* [TASK STATEMENT] Present the following entries again, word for word and in full.

----------

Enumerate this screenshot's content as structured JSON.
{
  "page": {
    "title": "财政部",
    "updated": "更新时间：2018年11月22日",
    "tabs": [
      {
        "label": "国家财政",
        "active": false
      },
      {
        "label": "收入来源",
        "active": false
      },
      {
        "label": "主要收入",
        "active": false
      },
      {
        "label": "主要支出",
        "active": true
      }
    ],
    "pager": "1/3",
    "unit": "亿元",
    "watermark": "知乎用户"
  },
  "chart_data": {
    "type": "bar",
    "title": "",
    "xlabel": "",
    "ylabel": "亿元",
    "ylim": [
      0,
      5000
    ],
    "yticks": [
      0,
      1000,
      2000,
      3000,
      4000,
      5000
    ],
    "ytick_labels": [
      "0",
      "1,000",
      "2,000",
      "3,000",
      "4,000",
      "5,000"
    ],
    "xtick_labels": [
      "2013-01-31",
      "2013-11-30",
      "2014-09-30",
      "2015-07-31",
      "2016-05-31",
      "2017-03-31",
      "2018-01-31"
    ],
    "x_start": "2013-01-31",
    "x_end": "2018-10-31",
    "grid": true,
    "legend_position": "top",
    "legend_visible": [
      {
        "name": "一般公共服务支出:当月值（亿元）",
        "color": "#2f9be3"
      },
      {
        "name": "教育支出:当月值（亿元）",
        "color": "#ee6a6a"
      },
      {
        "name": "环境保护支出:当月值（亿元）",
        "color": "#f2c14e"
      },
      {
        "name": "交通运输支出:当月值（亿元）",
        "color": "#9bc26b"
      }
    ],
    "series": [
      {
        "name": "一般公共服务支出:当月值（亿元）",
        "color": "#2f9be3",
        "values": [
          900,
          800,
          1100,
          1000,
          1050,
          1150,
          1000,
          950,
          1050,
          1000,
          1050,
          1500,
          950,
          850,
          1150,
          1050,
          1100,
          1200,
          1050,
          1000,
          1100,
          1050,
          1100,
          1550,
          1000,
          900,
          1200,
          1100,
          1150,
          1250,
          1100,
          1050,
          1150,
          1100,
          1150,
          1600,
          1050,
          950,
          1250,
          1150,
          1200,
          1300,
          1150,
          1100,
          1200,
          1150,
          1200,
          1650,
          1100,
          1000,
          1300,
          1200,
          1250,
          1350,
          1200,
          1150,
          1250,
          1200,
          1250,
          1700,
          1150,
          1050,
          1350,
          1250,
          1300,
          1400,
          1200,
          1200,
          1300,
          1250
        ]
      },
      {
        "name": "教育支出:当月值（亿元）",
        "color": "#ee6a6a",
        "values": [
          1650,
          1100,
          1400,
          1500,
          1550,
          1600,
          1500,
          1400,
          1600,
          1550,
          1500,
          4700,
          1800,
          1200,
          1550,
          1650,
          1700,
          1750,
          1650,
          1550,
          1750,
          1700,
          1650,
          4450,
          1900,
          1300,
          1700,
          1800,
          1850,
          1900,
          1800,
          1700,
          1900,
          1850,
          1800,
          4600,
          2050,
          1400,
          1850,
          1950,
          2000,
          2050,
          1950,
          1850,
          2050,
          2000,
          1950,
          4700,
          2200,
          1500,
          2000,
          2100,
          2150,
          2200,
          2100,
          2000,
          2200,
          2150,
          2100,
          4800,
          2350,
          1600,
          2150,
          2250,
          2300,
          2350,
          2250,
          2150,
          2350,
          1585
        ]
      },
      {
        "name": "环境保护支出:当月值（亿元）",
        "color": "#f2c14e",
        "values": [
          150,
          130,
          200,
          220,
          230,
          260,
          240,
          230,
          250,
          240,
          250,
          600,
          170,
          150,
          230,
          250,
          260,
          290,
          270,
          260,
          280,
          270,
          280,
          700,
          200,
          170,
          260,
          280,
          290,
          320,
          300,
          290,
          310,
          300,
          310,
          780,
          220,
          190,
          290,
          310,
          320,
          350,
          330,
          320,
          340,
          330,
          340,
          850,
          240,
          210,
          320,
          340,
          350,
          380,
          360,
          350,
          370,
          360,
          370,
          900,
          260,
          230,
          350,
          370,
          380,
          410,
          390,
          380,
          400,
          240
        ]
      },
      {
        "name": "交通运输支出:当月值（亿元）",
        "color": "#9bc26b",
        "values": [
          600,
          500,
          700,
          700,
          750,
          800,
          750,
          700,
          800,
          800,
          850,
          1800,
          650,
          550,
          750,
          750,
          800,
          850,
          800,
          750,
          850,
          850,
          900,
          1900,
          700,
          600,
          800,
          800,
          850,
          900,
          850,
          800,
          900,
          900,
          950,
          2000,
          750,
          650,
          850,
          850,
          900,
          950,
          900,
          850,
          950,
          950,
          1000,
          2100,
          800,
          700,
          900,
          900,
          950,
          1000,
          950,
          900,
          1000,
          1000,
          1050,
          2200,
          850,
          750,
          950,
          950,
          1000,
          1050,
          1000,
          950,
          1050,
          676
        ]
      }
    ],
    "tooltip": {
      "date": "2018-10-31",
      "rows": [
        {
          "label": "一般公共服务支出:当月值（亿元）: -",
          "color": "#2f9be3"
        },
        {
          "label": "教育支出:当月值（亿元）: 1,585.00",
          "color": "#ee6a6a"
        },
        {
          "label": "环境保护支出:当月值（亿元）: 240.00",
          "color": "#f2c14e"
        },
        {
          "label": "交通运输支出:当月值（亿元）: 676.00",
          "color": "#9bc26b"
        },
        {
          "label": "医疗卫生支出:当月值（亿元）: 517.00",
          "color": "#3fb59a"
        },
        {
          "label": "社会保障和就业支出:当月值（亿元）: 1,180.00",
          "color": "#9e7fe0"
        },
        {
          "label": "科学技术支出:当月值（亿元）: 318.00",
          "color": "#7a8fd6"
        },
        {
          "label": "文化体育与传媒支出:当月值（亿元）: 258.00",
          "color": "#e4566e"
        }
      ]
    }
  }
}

----------

* [FULL SOLUTION]
Enumerate this screenshot's content as structured JSON.
{
  "page": {
    "title": "财政部",
    "updated": "更新时间：2018年11月22日",
    "tabs": [
      {
        "label": "国家财政",
        "active": false
      },
      {
        "label": "收入来源",
        "active": false
      },
      {
        "label": "主要收入",
        "active": false
      },
      {
        "label": "主要支出",
        "active": true
      }
    ],
    "pager": "1/3",
    "unit": "亿元",
    "watermark": "知乎用户"
  },
  "chart_data": {
    "type": "bar",
    "title": "",
    "xlabel": "",
    "ylabel": "亿元",
    "ylim": [
      0,
      5000
    ],
    "yticks": [
      0,
      1000,
      2000,
      3000,
      4000,
      5000
    ],
    "ytick_labels": [
      "0",
      "1,000",
      "2,000",
      "3,000",
      "4,000",
      "5,000"
    ],
    "xtick_labels": [
      "2013-01-31",
      "2013-11-30",
      "2014-09-30",
      "2015-07-31",
      "2016-05-31",
      "2017-03-31",
      "2018-01-31"
    ],
    "x_start": "2013-01-31",
    "x_end": "2018-10-31",
    "grid": true,
    "legend_position": "top",
    "legend_visible": [
      {
        "name": "一般公共服务支出:当月值（亿元）",
        "color": "#2f9be3"
      },
      {
        "name": "教育支出:当月值（亿元）",
        "color": "#ee6a6a"
      },
      {
        "name": "环境保护支出:当月值（亿元）",
        "color": "#f2c14e"
      },
      {
        "name": "交通运输支出:当月值（亿元）",
        "color": "#9bc26b"
      }
    ],
    "series": [
      {
        "name": "一般公共服务支出:当月值（亿元）",
        "color": "#2f9be3",
        "values": [
          900,
          800,
          1100,
          1000,
          1050,
          1150,
          1000,
          950,
          1050,
          1000,
          1050,
          1500,
          950,
          850,
          1150,
          1050,
          1100,
          1200,
          1050,
          1000,
          1100,
          1050,
          1100,
          1550,
          1000,
          900,
          1200,
          1100,
          1150,
          1250,
          1100,
          1050,
          1150,
          1100,
          1150,
          1600,
          1050,
          950,
          1250,
          1150,
          1200,
          1300,
          1150,
          1100,
          1200,
          1150,
          1200,
          1650,
          1100,
          1000,
          1300,
          1200,
          1250,
          1350,
          1200,
          1150,
          1250,
          1200,
          1250,
          1700,
          1150,
          1050,
          1350,
          1250,
          1300,
          1400,
          1200,
          1200,
          1300,
          1250
        ]
      },
      {
        "name": "教育支出:当月值（亿元）",
        "color": "#ee6a6a",
        "values": [
          1650,
          1100,
          1400,
          1500,
          1550,
          1600,
          1500,
          1400,
          1600,
          1550,
          1500,
          4700,
          1800,
          1200,
          1550,
          1650,
          1700,
          1750,
          1650,
          1550,
          1750,
          1700,
          1650,
          4450,
          1900,
          1300,
          1700,
          1800,
          1850,
          1900,
          1800,
          1700,
          1900,
          1850,
          1800,
          4600,
          2050,
          1400,
          1850,
          1950,
          2000,
          2050,
          1950,
          1850,
          2050,
          2000,
          1950,
          4700,
          2200,
          1500,
          2000,
          2100,
          2150,
          2200,
          2100,
          2000,
          2200,
          2150,
          2100,
          4800,
          2350,
          1600,
          2150,
          2250,
          2300,
          2350,
          2250,
          2150,
          2350,
          1585
        ]
      },
      {
        "name": "环境保护支出:当月值（亿元）",
        "color": "#f2c14e",
        "values": [
          150,
          130,
          200,
          220,
          230,
          260,
          240,
          230,
          250,
          240,
          250,
          600,
          170,
          150,
          230,
          250,
          260,
          290,
          270,
          260,
          280,
          270,
          280,
          700,
          200,
          170,
          260,
          280,
          290,
          320,
          300,
          290,
          310,
          300,
          310,
          780,
          220,
          190,
          290,
          310,
          320,
          350,
          330,
          320,
          340,
          330,
          340,
          850,
          240,
          210,
          320,
          340,
          350,
          380,
          360,
          350,
          370,
          360,
          370,
          900,
          260,
          230,
          350,
          370,
          380,
          410,
          390,
          380,
          400,
          240
        ]
      },
      {
        "name": "交通运输支出:当月值（亿元）",
        "color": "#9bc26b",
        "values": [
          600,
          500,
          700,
          700,
          750,
          800,
          750,
          700,
          800,
          800,
          850,
          1800,
          650,
          550,
          750,
          750,
          800,
          850,
          800,
          750,
          850,
          850,
          900,
          1900,
          700,
          600,
          800,
          800,
          850,
          900,
          850,
          800,
          900,
          900,
          950,
          2000,
          750,
          650,
          850,
          850,
          900,
          950,
          900,
          850,
          950,
          950,
          1000,
          2100,
          800,
          700,
          900,
          900,
          950,
          1000,
          950,
          900,
          1000,
          1000,
          1050,
          2200,
          850,
          750,
          950,
          950,
          1000,
          1050,
          1000,
          950,
          1050,
          676
        ]
      }
    ],
    "tooltip": {
      "date": "2018-10-31",
      "rows": [
        {
          "label": "一般公共服务支出:当月值（亿元）: -",
          "color": "#2f9be3"
        },
        {
          "label": "教育支出:当月值（亿元）: 1,585.00",
          "color": "#ee6a6a"
        },
        {
          "label": "环境保护支出:当月值（亿元）: 240.00",
          "color": "#f2c14e"
        },
        {
          "label": "交通运输支出:当月值（亿元）: 676.00",
          "color": "#9bc26b"
        },
        {
          "label": "医疗卫生支出:当月值（亿元）: 517.00",
          "color": "#3fb59a"
        },
        {
          "label": "社会保障和就业支出:当月值（亿元）: 1,180.00",
          "color": "#9e7fe0"
        },
        {
          "label": "科学技术支出:当月值（亿元）: 318.00",
          "color": "#7a8fd6"
        },
        {
          "label": "文化体育与传媒支出:当月值（亿元）: 258.00",
          "color": "#e4566e"
        }
      ]
    }
  }
}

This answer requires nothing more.